YOUR INSTRUCTIONS:
Set down each line of the data below exactly as it stands, dropping the pictures.

Excerpts from a figure dataset:

▼

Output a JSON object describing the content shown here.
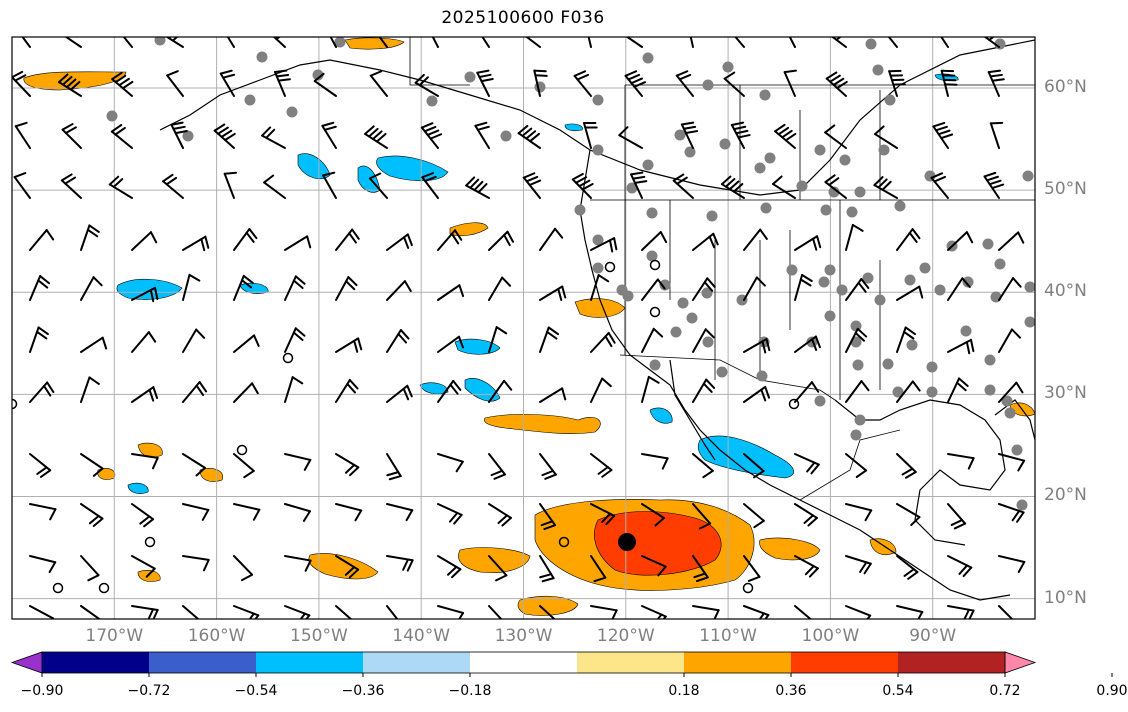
{
  "title": "2025100600 F036",
  "lat_labels": [
    "60°N",
    "50°N",
    "40°N",
    "30°N",
    "20°N",
    "10°N"
  ],
  "lat_values": [
    60,
    50,
    40,
    30,
    20,
    10
  ],
  "lon_labels": [
    "170°W",
    "160°W",
    "150°W",
    "140°W",
    "130°W",
    "120°W",
    "110°W",
    "100°W",
    "90°W"
  ],
  "lon_values": [
    -170,
    -160,
    -150,
    -140,
    -130,
    -120,
    -110,
    -100,
    -90
  ],
  "colorbar": {
    "ticks": [
      "−0.90",
      "−0.72",
      "−0.54",
      "−0.36",
      "−0.18",
      "0.18",
      "0.36",
      "0.54",
      "0.72",
      "0.90"
    ],
    "bin_colors": [
      "#9932cc",
      "#00008b",
      "#3a5fcd",
      "#00bfff",
      "#add8f6",
      "#ffffff",
      "#fde68a",
      "#ffa500",
      "#ff3d00",
      "#b22222",
      "#ff88aa"
    ]
  },
  "extent": {
    "lon": [
      -180,
      -80
    ],
    "lat": [
      8,
      65
    ]
  },
  "colors": {
    "grid": "#b0b0b0",
    "station": "#808080",
    "label": "#808080"
  }
}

▲

SOLUTION FOR THIS EXERCISE:
Output a JSON object describing the content shown here.
{
  "title": "2025100600 F036",
  "lat_labels": [
    "60°N",
    "50°N",
    "40°N",
    "30°N",
    "20°N",
    "10°N"
  ],
  "lat_values": [
    60,
    50,
    40,
    30,
    20,
    10
  ],
  "lon_labels": [
    "170°W",
    "160°W",
    "150°W",
    "140°W",
    "130°W",
    "120°W",
    "110°W",
    "100°W",
    "90°W"
  ],
  "lon_values": [
    -170,
    -160,
    -150,
    -140,
    -130,
    -120,
    -110,
    -100,
    -90
  ],
  "colorbar": {
    "ticks": [
      "−0.90",
      "−0.72",
      "−0.54",
      "−0.36",
      "−0.18",
      "0.18",
      "0.36",
      "0.54",
      "0.72",
      "0.90"
    ],
    "bin_colors": [
      "#9932cc",
      "#00008b",
      "#3a5fcd",
      "#00bfff",
      "#add8f6",
      "#ffffff",
      "#fde68a",
      "#ffa500",
      "#ff3d00",
      "#b22222",
      "#ff88aa"
    ]
  },
  "extent": {
    "lon": [
      -180,
      -80
    ],
    "lat": [
      8,
      65
    ]
  },
  "colors": {
    "grid": "#b0b0b0",
    "station": "#808080",
    "label": "#808080"
  }
}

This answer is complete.